Data excerpts:
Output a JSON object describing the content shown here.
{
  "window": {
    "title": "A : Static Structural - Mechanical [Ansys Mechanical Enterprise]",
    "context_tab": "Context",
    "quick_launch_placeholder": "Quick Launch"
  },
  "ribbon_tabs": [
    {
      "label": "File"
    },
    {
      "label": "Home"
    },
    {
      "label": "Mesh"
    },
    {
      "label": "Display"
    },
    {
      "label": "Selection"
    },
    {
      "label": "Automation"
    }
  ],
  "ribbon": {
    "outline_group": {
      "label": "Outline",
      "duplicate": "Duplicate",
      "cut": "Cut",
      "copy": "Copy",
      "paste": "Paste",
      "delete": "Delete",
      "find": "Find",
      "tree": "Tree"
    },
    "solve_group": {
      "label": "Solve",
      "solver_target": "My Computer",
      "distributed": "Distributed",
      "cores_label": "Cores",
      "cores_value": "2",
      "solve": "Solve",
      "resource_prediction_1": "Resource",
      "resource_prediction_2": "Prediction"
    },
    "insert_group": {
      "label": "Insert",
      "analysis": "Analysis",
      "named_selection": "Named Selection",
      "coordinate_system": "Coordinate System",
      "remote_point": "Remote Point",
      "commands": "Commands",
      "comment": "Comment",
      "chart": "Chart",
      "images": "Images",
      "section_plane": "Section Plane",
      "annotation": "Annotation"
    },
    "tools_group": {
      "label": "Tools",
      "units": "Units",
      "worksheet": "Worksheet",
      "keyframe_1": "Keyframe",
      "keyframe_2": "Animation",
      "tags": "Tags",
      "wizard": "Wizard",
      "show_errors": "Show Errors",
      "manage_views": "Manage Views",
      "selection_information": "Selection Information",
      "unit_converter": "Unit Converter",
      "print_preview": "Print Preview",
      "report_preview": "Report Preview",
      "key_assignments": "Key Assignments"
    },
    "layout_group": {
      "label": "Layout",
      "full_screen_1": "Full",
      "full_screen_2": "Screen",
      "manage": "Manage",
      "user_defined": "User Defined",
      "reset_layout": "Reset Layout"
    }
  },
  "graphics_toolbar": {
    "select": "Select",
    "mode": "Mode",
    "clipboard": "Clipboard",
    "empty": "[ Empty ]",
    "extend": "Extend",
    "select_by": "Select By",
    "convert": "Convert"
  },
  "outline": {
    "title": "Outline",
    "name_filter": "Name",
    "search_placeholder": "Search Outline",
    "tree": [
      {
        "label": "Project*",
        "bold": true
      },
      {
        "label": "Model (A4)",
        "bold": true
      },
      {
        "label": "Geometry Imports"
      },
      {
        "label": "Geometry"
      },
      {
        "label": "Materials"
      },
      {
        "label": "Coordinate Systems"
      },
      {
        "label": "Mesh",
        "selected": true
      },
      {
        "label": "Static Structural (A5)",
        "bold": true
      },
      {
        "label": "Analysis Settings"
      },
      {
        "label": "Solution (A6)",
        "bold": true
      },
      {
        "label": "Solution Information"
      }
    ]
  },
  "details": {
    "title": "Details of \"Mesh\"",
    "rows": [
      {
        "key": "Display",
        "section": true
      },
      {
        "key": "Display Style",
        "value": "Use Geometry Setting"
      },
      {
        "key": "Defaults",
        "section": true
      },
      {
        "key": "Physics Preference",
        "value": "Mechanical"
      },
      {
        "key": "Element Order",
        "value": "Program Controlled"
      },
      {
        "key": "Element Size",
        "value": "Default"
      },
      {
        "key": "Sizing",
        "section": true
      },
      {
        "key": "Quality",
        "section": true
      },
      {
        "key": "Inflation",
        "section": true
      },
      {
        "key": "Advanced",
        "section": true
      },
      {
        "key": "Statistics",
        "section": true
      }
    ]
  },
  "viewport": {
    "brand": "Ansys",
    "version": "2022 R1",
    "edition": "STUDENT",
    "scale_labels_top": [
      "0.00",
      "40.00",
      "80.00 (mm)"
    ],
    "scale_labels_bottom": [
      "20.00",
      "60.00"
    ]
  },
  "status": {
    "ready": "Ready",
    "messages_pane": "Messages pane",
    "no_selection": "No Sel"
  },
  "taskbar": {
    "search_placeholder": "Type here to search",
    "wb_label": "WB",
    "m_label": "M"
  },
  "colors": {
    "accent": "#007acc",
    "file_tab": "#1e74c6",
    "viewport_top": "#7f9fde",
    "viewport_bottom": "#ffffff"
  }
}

● **OBJECTIVE**: Copy each line of the records that contains the word "here".

● **RESPONSE**:
Output a JSON object describing the content shown here.
    "search_placeholder": "Type here to search",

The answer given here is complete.